## Short exercise
Write out, without any change, the lines from the one containing "heat-cell [215,666,228,674]" through the one containing "heat-cell [307,638,320,646]", both included.

-- Begin Stored data --

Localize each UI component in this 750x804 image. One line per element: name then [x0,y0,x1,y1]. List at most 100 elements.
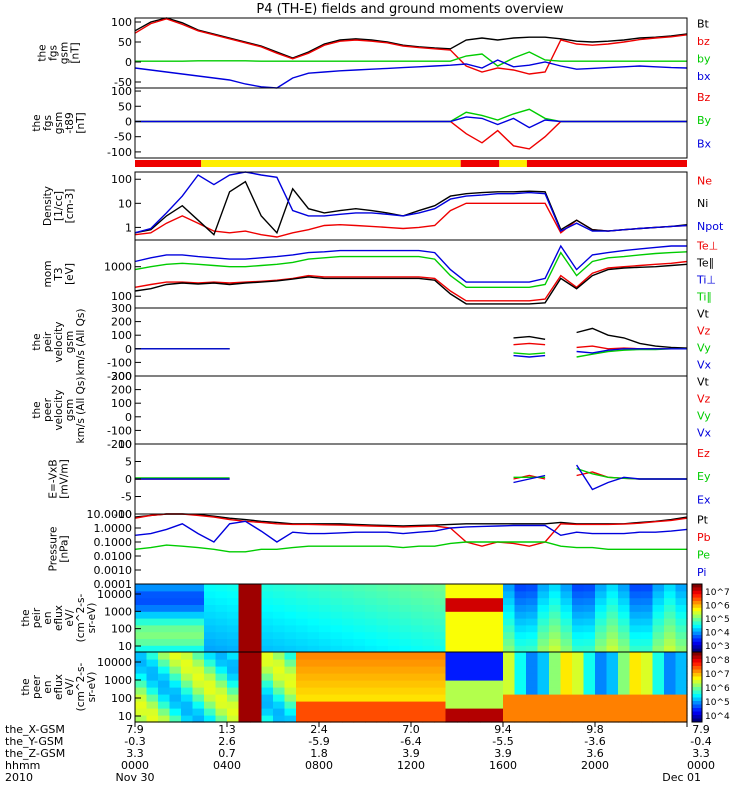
heat-cell [215,666,228,674]
legend-entry: Pe [697,549,710,562]
legend-entry: Vz [697,324,711,337]
heat-cell [560,652,573,660]
heat-cell [192,618,205,626]
heat-cell [273,604,286,612]
heat-cell [135,618,148,626]
heat-cell [434,638,447,646]
footer-value: 0400 [213,759,241,772]
heat-cell [376,624,389,633]
heat-cell [399,659,412,667]
heat-cell [273,590,286,599]
heat-cell [595,611,608,619]
heat-cell [273,638,286,646]
heat-cell [365,652,378,660]
heat-cell [652,624,665,633]
heat-cell [537,611,550,619]
heat-cell [549,638,562,646]
heat-cell [526,631,539,639]
heat-cell [365,701,378,709]
ylabel-line: [mV/m] [59,459,71,498]
heat-cell [560,687,573,695]
heat-cell [457,652,470,660]
heat-cell [204,666,217,674]
ylabel-line: Density [42,186,54,226]
heat-cell [192,597,205,605]
legend-entry: Ti∥ [696,290,712,303]
heat-cell [549,708,562,716]
panel-frame [134,307,688,377]
heat-cell [307,638,320,646]
heat-cell [284,590,297,599]
heat-cell [330,590,343,599]
heat-cell [238,680,251,688]
heat-cell [457,597,470,605]
ytick-label: 0.0100 [94,550,133,563]
heat-cell [664,687,677,695]
heat-cell [537,715,550,723]
heat-cell [181,590,194,599]
heat-cell [296,673,309,681]
heat-cell [353,645,366,653]
footer-value: 7.0 [402,723,420,736]
heat-cell [135,708,148,716]
heat-cell [376,687,389,695]
heat-cell [652,631,665,639]
heat-cell [284,638,297,646]
ytick-label: -50 [114,76,132,89]
ytick-label: 10 [118,640,132,653]
heat-cell [411,694,424,702]
heat-cell [238,715,251,723]
heat-cell [146,666,159,674]
heat-cell [181,715,194,723]
heat-cell [365,666,378,674]
heat-cell [491,701,504,709]
heat-cell [411,680,424,688]
heat-cell [261,604,274,612]
heat-cell [307,673,320,681]
heat-cell [146,652,159,660]
heat-cell [572,604,585,612]
heat-cell [595,673,608,681]
heat-cell [411,590,424,599]
heat-cell [319,604,332,612]
heat-cell [618,624,631,633]
legend-entry: Ex [697,494,711,507]
heat-cell [238,673,251,681]
heat-cell [445,715,458,723]
heat-cell [503,611,516,619]
heat-cell [204,584,217,592]
heat-cell [250,680,263,688]
heat-cell [227,687,240,695]
heat-cell [514,652,527,660]
heat-cell [273,666,286,674]
heat-cell [181,652,194,660]
heat-cell [227,597,240,605]
heat-cell [618,715,631,723]
heat-cell [353,631,366,639]
heat-cell [227,680,240,688]
heat-cell [399,638,412,646]
heat-cell [537,638,550,646]
heat-cell [526,597,539,605]
panel-frame [134,87,688,159]
heat-cell [629,687,642,695]
heat-cell [411,715,424,723]
heat-cell [618,701,631,709]
heat-cell [503,687,516,695]
heat-cell [146,590,159,599]
heat-cell [641,715,654,723]
heat-cell [296,604,309,612]
heat-cell [399,604,412,612]
legend-entry: Pt [697,514,709,527]
ylabel-line: velocity [53,321,65,362]
heat-cell [641,659,654,667]
heat-cell [284,694,297,702]
ylabel-line: en [42,680,54,693]
heat-cell [480,590,493,599]
heat-cell [215,715,228,723]
heat-cell [227,584,240,592]
series-pressure-1 [134,513,688,547]
heat-cell [664,590,677,599]
heat-cell [572,666,585,674]
heat-cell [422,624,435,633]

-- End Stored data --

## Answer to the task
heat-cell [215,666,228,674]
legend-entry: Pe [697,549,710,562]
legend-entry: Vz [697,324,711,337]
heat-cell [560,652,573,660]
heat-cell [192,618,205,626]
heat-cell [273,604,286,612]
heat-cell [135,618,148,626]
heat-cell [434,638,447,646]
footer-value: 0400 [213,759,241,772]
heat-cell [376,624,389,633]
heat-cell [399,659,412,667]
heat-cell [273,590,286,599]
heat-cell [595,611,608,619]
heat-cell [273,638,286,646]
heat-cell [365,652,378,660]
heat-cell [652,624,665,633]
heat-cell [537,611,550,619]
heat-cell [549,638,562,646]
heat-cell [526,631,539,639]
heat-cell [365,701,378,709]
ylabel-line: [mV/m] [59,459,71,498]
heat-cell [560,687,573,695]
heat-cell [457,652,470,660]
heat-cell [204,666,217,674]
ylabel-line: Density [42,186,54,226]
heat-cell [192,597,205,605]
legend-entry: Ti∥ [696,290,712,303]
heat-cell [549,708,562,716]
panel-frame [134,307,688,377]
heat-cell [307,638,320,646]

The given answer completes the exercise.